__Objective__
Search the listing for the string "диалогов" and copy every line that contains it.
* BEGIN *
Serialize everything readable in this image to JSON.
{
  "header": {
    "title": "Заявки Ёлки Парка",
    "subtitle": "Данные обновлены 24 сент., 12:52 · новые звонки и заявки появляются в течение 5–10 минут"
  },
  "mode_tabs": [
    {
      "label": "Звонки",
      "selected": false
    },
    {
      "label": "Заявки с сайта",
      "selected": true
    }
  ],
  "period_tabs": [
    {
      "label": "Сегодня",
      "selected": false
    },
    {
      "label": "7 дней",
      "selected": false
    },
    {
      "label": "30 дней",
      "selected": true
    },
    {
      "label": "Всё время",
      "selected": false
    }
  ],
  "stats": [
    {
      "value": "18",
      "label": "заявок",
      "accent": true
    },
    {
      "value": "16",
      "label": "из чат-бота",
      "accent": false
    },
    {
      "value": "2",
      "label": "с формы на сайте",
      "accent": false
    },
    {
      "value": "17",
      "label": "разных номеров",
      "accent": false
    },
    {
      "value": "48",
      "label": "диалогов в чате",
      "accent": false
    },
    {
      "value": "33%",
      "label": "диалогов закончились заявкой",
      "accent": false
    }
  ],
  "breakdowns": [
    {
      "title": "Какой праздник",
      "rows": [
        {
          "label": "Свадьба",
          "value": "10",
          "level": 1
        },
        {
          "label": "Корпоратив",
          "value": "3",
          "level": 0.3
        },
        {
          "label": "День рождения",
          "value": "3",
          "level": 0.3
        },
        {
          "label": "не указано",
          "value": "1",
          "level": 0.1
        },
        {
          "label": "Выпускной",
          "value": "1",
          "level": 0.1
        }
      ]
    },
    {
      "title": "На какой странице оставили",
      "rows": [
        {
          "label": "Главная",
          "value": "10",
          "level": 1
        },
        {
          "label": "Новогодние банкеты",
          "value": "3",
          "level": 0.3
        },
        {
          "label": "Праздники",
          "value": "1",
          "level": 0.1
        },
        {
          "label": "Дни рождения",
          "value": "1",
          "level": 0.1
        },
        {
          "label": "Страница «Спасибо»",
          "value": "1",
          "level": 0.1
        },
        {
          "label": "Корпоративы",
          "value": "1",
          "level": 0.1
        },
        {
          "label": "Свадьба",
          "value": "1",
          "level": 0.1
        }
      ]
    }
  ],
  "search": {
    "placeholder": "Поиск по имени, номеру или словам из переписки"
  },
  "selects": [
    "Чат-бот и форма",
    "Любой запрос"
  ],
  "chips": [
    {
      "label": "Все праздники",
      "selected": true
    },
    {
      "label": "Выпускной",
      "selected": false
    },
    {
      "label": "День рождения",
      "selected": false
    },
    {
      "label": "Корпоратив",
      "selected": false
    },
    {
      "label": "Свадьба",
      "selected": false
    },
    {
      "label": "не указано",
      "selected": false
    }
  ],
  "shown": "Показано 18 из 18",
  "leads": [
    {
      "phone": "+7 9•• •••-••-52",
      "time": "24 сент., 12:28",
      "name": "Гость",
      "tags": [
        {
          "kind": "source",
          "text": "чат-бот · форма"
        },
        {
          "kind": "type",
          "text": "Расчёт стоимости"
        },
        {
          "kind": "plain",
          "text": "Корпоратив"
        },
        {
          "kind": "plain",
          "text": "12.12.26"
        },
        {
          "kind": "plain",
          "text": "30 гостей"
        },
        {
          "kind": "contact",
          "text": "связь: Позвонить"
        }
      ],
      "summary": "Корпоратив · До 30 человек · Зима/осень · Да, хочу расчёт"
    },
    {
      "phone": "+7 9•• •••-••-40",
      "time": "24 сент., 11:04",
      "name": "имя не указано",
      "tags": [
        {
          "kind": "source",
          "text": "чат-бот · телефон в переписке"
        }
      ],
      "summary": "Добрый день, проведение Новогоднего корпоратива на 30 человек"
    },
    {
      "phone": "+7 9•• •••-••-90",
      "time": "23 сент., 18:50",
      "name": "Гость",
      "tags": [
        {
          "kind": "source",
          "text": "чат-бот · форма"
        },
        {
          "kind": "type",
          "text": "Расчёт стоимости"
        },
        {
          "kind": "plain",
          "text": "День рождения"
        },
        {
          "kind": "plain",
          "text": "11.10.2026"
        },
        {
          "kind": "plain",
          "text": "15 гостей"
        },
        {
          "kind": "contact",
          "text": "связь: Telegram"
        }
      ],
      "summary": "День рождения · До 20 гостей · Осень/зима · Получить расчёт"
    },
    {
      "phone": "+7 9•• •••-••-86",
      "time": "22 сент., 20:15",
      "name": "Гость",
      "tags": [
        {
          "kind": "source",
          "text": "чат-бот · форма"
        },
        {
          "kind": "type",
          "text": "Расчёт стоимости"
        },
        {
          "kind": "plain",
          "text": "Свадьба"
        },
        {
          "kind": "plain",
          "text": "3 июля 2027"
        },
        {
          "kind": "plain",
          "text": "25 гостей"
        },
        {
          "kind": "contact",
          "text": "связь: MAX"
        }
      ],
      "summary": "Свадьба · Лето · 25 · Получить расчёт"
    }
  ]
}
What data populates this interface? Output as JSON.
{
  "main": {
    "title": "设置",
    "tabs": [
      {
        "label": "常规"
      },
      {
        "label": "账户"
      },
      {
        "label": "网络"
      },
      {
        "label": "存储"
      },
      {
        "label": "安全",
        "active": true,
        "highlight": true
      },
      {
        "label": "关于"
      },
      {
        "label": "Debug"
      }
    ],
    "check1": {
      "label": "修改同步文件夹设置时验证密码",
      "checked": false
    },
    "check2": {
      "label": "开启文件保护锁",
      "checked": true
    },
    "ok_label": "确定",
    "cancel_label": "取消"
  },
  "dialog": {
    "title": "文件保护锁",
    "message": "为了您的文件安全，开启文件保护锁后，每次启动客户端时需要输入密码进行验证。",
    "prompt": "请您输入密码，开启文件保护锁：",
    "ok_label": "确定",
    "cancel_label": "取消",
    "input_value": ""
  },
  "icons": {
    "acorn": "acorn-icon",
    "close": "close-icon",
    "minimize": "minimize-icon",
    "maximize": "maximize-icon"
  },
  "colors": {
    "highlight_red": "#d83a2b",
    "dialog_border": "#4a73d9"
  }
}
* END *
__Result for this task__
      "label": "диалогов в чате",
      "label": "диалогов закончились заявкой",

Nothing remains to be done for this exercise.